### PROBLEM REQUIREMENTS
Reproduce exactly the line in which "Give me a plain-text" occurs and all the lines after it, ending with the last line.

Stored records
--------------------------------

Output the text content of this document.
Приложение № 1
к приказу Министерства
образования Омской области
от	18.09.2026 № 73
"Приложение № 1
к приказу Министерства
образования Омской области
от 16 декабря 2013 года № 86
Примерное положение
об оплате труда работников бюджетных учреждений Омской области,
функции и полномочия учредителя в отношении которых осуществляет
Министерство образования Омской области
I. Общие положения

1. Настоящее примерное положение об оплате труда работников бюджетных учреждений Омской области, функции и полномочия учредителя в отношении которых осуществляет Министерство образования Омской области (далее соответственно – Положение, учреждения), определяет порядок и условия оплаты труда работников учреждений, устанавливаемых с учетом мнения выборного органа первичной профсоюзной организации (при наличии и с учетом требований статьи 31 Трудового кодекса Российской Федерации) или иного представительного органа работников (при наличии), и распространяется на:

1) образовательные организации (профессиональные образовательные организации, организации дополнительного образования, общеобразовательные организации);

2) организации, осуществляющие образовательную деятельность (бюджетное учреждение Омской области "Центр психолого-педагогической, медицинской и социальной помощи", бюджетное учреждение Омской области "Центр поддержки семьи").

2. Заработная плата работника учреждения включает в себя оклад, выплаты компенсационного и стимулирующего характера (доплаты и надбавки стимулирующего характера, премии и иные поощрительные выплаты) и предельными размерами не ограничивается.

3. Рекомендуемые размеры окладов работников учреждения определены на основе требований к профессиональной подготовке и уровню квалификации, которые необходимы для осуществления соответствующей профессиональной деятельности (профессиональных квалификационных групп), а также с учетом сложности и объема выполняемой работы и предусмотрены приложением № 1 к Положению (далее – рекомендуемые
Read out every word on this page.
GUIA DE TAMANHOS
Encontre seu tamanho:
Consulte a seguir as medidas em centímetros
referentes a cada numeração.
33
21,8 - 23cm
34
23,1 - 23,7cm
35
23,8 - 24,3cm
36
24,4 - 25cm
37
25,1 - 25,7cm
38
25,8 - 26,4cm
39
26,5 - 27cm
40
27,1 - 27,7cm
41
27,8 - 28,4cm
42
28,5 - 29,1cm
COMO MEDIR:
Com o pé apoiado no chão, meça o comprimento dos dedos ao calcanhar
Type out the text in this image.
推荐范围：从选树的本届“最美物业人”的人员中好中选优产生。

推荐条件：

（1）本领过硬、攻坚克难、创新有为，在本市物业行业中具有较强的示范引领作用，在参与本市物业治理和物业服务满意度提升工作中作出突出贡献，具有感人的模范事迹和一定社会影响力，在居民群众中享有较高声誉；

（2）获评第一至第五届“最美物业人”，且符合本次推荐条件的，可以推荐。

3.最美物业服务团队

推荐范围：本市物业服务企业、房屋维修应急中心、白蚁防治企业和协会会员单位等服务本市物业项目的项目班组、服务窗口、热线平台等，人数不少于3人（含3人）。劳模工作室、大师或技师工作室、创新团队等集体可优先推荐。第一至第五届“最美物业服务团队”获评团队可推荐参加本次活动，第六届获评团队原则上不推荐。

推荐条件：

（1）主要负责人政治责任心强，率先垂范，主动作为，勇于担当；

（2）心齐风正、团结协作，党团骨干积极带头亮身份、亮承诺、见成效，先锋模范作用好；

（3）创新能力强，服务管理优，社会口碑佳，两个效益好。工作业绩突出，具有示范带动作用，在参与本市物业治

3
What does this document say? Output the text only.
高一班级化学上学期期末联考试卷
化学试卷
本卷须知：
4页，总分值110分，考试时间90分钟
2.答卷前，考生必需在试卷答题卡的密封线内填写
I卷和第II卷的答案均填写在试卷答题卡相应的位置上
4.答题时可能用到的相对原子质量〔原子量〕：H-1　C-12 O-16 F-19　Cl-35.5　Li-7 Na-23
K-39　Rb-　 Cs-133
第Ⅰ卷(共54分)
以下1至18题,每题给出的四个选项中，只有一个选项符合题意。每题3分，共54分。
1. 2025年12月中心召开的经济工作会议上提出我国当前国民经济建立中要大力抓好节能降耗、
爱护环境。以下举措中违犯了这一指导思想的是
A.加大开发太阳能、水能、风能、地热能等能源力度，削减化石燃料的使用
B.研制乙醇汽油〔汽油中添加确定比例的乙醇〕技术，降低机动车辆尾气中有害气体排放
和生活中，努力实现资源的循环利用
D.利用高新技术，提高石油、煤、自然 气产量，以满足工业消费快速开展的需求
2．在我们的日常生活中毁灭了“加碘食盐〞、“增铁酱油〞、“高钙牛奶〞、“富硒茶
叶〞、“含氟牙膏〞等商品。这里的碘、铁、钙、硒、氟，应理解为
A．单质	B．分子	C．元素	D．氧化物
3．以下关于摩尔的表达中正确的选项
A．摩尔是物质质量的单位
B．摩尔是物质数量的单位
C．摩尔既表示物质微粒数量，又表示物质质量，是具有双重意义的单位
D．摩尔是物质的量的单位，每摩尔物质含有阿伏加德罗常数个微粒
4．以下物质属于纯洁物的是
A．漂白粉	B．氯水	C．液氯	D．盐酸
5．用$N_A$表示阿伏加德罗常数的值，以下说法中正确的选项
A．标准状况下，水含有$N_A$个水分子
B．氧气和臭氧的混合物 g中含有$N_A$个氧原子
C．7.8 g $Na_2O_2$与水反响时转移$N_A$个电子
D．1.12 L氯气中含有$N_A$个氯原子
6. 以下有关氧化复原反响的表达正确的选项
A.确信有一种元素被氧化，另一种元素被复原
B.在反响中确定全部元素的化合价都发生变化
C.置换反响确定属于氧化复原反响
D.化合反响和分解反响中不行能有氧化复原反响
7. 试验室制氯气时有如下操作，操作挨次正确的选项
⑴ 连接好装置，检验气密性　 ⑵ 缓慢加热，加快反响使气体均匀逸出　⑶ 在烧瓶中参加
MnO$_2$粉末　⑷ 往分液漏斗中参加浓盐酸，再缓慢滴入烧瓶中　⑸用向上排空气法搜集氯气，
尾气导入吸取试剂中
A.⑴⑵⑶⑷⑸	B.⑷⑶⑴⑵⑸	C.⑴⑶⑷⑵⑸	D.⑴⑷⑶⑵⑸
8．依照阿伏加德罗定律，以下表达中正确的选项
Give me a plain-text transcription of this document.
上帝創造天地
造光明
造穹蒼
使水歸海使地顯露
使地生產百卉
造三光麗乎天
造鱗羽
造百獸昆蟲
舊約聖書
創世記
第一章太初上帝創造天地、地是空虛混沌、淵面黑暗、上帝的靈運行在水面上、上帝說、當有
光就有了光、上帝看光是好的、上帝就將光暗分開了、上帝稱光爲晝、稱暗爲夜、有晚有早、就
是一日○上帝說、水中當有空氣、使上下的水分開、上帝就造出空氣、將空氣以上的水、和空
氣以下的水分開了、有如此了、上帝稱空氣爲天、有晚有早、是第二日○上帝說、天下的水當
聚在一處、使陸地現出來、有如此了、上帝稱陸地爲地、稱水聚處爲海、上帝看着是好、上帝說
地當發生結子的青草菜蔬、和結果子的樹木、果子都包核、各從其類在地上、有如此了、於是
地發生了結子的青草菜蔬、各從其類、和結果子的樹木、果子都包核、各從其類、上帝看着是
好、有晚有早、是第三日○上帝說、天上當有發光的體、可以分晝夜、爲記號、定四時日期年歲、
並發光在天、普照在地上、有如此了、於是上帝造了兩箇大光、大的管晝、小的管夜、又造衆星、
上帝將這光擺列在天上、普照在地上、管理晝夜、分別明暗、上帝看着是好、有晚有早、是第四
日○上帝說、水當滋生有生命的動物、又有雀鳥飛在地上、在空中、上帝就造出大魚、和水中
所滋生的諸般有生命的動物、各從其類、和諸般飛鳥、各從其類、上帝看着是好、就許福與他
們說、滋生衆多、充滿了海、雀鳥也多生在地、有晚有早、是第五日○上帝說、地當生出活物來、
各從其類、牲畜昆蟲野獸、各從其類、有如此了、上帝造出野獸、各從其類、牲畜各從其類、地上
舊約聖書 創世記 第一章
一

--------------------------------

### EXERCISE RESULT
Give me a plain-text transcription of this document.
上帝創造天地
造光明
造穹蒼
使水歸海使地顯露
使地生產百卉
造三光麗乎天
造鱗羽
造百獸昆蟲
舊約聖書
創世記
第一章太初上帝創造天地、地是空虛混沌、淵面黑暗、上帝的靈運行在水面上、上帝說、當有
光就有了光、上帝看光是好的、上帝就將光暗分開了、上帝稱光爲晝、稱暗爲夜、有晚有早、就
是一日○上帝說、水中當有空氣、使上下的水分開、上帝就造出空氣、將空氣以上的水、和空
氣以下的水分開了、有如此了、上帝稱空氣爲天、有晚有早、是第二日○上帝說、天下的水當
聚在一處、使陸地現出來、有如此了、上帝稱陸地爲地、稱水聚處爲海、上帝看着是好、上帝說
地當發生結子的青草菜蔬、和結果子的樹木、果子都包核、各從其類在地上、有如此了、於是
地發生了結子的青草菜蔬、各從其類、和結果子的樹木、果子都包核、各從其類、上帝看着是
好、有晚有早、是第三日○上帝說、天上當有發光的體、可以分晝夜、爲記號、定四時日期年歲、
並發光在天、普照在地上、有如此了、於是上帝造了兩箇大光、大的管晝、小的管夜、又造衆星、
上帝將這光擺列在天上、普照在地上、管理晝夜、分別明暗、上帝看着是好、有晚有早、是第四
日○上帝說、水當滋生有生命的動物、又有雀鳥飛在地上、在空中、上帝就造出大魚、和水中
所滋生的諸般有生命的動物、各從其類、和諸般飛鳥、各從其類、上帝看着是好、就許福與他
們說、滋生衆多、充滿了海、雀鳥也多生在地、有晚有早、是第五日○上帝說、地當生出活物來、
各從其類、牲畜昆蟲野獸、各從其類、有如此了、上帝造出野獸、各從其類、牲畜各從其類、地上
舊約聖書 創世記 第一章
一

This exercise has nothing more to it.